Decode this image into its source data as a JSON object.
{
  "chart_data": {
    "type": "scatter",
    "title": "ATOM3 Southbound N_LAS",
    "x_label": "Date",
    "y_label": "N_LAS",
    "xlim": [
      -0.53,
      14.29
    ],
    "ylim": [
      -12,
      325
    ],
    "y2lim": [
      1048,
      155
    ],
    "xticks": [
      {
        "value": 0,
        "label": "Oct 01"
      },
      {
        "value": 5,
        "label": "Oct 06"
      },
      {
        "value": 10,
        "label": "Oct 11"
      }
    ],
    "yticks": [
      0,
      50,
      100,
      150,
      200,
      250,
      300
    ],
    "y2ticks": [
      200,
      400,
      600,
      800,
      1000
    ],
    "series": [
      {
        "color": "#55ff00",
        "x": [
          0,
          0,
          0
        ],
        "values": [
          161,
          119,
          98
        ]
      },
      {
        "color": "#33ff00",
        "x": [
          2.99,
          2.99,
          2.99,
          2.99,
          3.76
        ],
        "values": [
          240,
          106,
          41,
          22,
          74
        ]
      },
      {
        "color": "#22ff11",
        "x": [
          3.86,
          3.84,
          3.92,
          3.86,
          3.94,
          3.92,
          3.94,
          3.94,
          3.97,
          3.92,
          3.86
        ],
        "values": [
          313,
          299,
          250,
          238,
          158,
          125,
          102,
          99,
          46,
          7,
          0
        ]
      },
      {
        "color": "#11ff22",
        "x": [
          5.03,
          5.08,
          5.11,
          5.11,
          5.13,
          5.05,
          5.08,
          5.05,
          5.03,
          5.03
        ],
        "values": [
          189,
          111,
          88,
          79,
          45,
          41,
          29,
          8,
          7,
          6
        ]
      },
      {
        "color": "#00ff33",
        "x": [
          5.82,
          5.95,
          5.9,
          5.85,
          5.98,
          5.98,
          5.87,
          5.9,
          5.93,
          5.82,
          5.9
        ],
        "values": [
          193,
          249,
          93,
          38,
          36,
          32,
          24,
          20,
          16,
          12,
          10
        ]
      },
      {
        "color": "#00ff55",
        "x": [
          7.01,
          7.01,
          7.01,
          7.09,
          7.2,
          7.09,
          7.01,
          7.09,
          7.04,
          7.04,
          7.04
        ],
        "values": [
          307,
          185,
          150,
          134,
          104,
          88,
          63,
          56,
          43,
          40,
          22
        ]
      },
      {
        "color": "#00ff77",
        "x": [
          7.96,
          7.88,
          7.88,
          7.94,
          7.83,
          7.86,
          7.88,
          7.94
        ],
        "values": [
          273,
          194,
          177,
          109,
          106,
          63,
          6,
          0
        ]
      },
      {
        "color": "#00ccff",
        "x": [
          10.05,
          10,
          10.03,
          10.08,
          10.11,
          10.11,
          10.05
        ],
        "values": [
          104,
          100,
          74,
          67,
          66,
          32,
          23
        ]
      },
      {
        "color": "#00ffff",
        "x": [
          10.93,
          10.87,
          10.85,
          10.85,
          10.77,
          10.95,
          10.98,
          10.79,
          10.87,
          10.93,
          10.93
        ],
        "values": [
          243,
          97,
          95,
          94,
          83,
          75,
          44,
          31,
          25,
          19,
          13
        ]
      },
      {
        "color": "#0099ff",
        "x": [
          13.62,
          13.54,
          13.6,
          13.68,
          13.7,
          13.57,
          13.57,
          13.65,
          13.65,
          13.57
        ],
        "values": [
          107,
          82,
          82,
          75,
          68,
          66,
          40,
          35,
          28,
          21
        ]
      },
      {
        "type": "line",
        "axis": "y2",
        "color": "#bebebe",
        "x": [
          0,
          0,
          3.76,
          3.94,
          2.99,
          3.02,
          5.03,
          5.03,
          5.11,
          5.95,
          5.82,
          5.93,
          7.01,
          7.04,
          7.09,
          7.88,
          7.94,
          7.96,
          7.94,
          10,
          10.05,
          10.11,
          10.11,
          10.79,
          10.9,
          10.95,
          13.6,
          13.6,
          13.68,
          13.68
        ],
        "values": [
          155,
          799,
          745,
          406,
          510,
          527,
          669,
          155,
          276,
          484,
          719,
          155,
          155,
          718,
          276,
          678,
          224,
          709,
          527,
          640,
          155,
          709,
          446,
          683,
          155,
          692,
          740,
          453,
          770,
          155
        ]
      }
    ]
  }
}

* WRITTEN INSTRUCTION: Your task is to gather all lines from the entries above that hold the word "color".

* OUTPUT OF THE TASK:
        "color": "#55ff00",
        "color": "#33ff00",
        "color": "#22ff11",
        "color": "#11ff22",
        "color": "#00ff33",
        "color": "#00ff55",
        "color": "#00ff77",
        "color": "#00ccff",
        "color": "#00ffff",
        "color": "#0099ff",
        "color": "#bebebe",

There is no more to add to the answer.